# Record extracts start

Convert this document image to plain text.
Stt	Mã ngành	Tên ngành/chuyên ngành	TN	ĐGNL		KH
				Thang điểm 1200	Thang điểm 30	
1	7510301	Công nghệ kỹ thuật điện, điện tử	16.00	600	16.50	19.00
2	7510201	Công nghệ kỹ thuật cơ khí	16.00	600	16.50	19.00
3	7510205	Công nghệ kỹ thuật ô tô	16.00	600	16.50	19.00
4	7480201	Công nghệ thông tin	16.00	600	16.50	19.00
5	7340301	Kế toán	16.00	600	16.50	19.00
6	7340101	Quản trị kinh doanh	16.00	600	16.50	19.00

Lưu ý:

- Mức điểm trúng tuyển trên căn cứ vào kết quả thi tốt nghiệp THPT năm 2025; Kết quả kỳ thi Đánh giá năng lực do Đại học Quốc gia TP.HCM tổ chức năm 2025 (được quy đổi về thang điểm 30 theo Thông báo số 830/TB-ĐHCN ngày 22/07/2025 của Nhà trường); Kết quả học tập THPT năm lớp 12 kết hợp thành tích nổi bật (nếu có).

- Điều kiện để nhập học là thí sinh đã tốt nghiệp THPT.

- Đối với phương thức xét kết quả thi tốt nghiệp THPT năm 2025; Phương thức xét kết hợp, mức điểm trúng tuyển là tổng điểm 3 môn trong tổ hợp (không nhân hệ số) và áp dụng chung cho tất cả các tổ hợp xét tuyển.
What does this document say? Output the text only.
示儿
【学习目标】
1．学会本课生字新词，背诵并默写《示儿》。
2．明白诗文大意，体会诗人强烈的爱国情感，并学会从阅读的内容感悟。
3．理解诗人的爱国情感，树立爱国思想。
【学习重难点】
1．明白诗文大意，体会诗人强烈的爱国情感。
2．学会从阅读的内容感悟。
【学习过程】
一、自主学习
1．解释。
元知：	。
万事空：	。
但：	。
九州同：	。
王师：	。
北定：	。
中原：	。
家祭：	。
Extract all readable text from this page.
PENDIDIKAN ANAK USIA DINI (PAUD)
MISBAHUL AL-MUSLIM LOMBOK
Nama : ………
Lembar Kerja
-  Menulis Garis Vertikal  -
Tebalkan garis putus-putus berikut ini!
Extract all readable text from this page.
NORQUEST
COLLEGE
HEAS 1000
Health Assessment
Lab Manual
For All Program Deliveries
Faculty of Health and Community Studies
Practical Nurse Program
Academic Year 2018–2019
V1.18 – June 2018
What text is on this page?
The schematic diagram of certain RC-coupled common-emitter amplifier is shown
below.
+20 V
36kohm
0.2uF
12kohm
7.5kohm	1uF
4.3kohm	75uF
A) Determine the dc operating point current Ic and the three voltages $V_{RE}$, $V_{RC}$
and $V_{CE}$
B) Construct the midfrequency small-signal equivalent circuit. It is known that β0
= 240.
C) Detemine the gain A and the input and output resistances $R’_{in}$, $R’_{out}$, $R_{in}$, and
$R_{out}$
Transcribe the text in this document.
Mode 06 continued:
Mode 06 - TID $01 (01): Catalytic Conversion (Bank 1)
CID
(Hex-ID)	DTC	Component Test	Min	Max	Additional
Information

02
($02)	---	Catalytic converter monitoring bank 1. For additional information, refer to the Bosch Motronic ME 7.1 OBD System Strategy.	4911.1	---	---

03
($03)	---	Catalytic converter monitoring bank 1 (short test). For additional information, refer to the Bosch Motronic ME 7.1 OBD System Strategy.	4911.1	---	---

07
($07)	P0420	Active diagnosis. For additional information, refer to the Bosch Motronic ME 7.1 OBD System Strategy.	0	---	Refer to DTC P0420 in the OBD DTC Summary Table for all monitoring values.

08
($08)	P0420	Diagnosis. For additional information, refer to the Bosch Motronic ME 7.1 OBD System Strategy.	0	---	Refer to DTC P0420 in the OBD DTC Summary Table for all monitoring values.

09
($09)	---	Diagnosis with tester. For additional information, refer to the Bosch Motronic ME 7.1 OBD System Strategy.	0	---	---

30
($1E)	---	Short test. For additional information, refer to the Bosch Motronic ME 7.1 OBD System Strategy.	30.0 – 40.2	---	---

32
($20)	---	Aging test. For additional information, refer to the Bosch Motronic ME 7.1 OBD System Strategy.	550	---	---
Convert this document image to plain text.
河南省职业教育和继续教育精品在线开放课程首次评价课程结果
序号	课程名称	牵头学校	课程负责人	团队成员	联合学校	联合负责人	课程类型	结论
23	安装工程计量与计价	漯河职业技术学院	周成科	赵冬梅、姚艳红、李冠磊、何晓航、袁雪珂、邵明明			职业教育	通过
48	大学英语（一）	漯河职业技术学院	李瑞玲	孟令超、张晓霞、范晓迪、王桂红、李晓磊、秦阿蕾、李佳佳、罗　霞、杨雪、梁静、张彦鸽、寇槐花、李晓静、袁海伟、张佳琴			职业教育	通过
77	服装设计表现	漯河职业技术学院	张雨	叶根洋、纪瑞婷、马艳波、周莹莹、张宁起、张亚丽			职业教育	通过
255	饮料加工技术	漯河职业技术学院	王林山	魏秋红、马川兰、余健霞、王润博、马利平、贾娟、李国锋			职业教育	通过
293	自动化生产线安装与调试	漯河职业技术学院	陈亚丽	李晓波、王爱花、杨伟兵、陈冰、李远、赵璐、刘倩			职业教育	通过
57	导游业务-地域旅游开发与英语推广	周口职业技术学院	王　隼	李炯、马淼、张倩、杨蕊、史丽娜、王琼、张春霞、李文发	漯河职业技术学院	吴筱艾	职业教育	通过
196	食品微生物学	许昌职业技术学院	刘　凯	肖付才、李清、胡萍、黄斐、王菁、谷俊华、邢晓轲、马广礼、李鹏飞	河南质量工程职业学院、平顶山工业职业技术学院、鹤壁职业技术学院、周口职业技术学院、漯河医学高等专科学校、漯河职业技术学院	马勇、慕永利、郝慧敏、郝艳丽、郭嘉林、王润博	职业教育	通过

# Record extracts end

Instructions for the task: Return each entry from the material above exactly as it appears.

Solution to the problem:
Convert this document image to plain text.
Stt	Mã ngành	Tên ngành/chuyên ngành	TN	ĐGNL		KH
				Thang điểm 1200	Thang điểm 30	
1	7510301	Công nghệ kỹ thuật điện, điện tử	16.00	600	16.50	19.00
2	7510201	Công nghệ kỹ thuật cơ khí	16.00	600	16.50	19.00
3	7510205	Công nghệ kỹ thuật ô tô	16.00	600	16.50	19.00
4	7480201	Công nghệ thông tin	16.00	600	16.50	19.00
5	7340301	Kế toán	16.00	600	16.50	19.00
6	7340101	Quản trị kinh doanh	16.00	600	16.50	19.00

Lưu ý:

- Mức điểm trúng tuyển trên căn cứ vào kết quả thi tốt nghiệp THPT năm 2025; Kết quả kỳ thi Đánh giá năng lực do Đại học Quốc gia TP.HCM tổ chức năm 2025 (được quy đổi về thang điểm 30 theo Thông báo số 830/TB-ĐHCN ngày 22/07/2025 của Nhà trường); Kết quả học tập THPT năm lớp 12 kết hợp thành tích nổi bật (nếu có).

- Điều kiện để nhập học là thí sinh đã tốt nghiệp THPT.

- Đối với phương thức xét kết quả thi tốt nghiệp THPT năm 2025; Phương thức xét kết hợp, mức điểm trúng tuyển là tổng điểm 3 môn trong tổ hợp (không nhân hệ số) và áp dụng chung cho tất cả các tổ hợp xét tuyển.
What does this document say? Output the text only.
示儿
【学习目标】
1．学会本课生字新词，背诵并默写《示儿》。
2．明白诗文大意，体会诗人强烈的爱国情感，并学会从阅读的内容感悟。
3．理解诗人的爱国情感，树立爱国思想。
【学习重难点】
1．明白诗文大意，体会诗人强烈的爱国情感。
2．学会从阅读的内容感悟。
【学习过程】
一、自主学习
1．解释。
元知：	。
万事空：	。
但：	。
九州同：	。
王师：	。
北定：	。
中原：	。
家祭：	。
Extract all readable text from this page.
PENDIDIKAN ANAK USIA DINI (PAUD)
MISBAHUL AL-MUSLIM LOMBOK
Nama : ………
Lembar Kerja
-  Menulis Garis Vertikal  -
Tebalkan garis putus-putus berikut ini!
Extract all readable text from this page.
NORQUEST
COLLEGE
HEAS 1000
Health Assessment
Lab Manual
For All Program Deliveries
Faculty of Health and Community Studies
Practical Nurse Program
Academic Year 2018–2019
V1.18 – June 2018
What text is on this page?
The schematic diagram of certain RC-coupled common-emitter amplifier is shown
below.
+20 V
36kohm
0.2uF
12kohm
7.5kohm	1uF
4.3kohm	75uF
A) Determine the dc operating point current Ic and the three voltages $V_{RE}$, $V_{RC}$
and $V_{CE}$
B) Construct the midfrequency small-signal equivalent circuit. It is known that β0
= 240.
C) Detemine the gain A and the input and output resistances $R’_{in}$, $R’_{out}$, $R_{in}$, and
$R_{out}$
Transcribe the text in this document.
Mode 06 continued:
Mode 06 - TID $01 (01): Catalytic Conversion (Bank 1)
CID
(Hex-ID)	DTC	Component Test	Min	Max	Additional
Information

02
($02)	---	Catalytic converter monitoring bank 1. For additional information, refer to the Bosch Motronic ME 7.1 OBD System Strategy.	4911.1	---	---

03
($03)	---	Catalytic converter monitoring bank 1 (short test). For additional information, refer to the Bosch Motronic ME 7.1 OBD System Strategy.	4911.1	---	---

07
($07)	P0420	Active diagnosis. For additional information, refer to the Bosch Motronic ME 7.1 OBD System Strategy.	0	---	Refer to DTC P0420 in the OBD DTC Summary Table for all monitoring values.

08
($08)	P0420	Diagnosis. For additional information, refer to the Bosch Motronic ME 7.1 OBD System Strategy.	0	---	Refer to DTC P0420 in the OBD DTC Summary Table for all monitoring values.

09
($09)	---	Diagnosis with tester. For additional information, refer to the Bosch Motronic ME 7.1 OBD System Strategy.	0	---	---

30
($1E)	---	Short test. For additional information, refer to the Bosch Motronic ME 7.1 OBD System Strategy.	30.0 – 40.2	---	---

32
($20)	---	Aging test. For additional information, refer to the Bosch Motronic ME 7.1 OBD System Strategy.	550	---	---
Convert this document image to plain text.
河南省职业教育和继续教育精品在线开放课程首次评价课程结果
序号	课程名称	牵头学校	课程负责人	团队成员	联合学校	联合负责人	课程类型	结论
23	安装工程计量与计价	漯河职业技术学院	周成科	赵冬梅、姚艳红、李冠磊、何晓航、袁雪珂、邵明明			职业教育	通过
48	大学英语（一）	漯河职业技术学院	李瑞玲	孟令超、张晓霞、范晓迪、王桂红、李晓磊、秦阿蕾、李佳佳、罗　霞、杨雪、梁静、张彦鸽、寇槐花、李晓静、袁海伟、张佳琴			职业教育	通过
77	服装设计表现	漯河职业技术学院	张雨	叶根洋、纪瑞婷、马艳波、周莹莹、张宁起、张亚丽			职业教育	通过
255	饮料加工技术	漯河职业技术学院	王林山	魏秋红、马川兰、余健霞、王润博、马利平、贾娟、李国锋			职业教育	通过
293	自动化生产线安装与调试	漯河职业技术学院	陈亚丽	李晓波、王爱花、杨伟兵、陈冰、李远、赵璐、刘倩			职业教育	通过
57	导游业务-地域旅游开发与英语推广	周口职业技术学院	王　隼	李炯、马淼、张倩、杨蕊、史丽娜、王琼、张春霞、李文发	漯河职业技术学院	吴筱艾	职业教育	通过
196	食品微生物学	许昌职业技术学院	刘　凯	肖付才、李清、胡萍、黄斐、王菁、谷俊华、邢晓轲、马广礼、李鹏飞	河南质量工程职业学院、平顶山工业职业技术学院、鹤壁职业技术学院、周口职业技术学院、漯河医学高等专科学校、漯河职业技术学院	马勇、慕永利、郝慧敏、郝艳丽、郭嘉林、王润博	职业教育	通过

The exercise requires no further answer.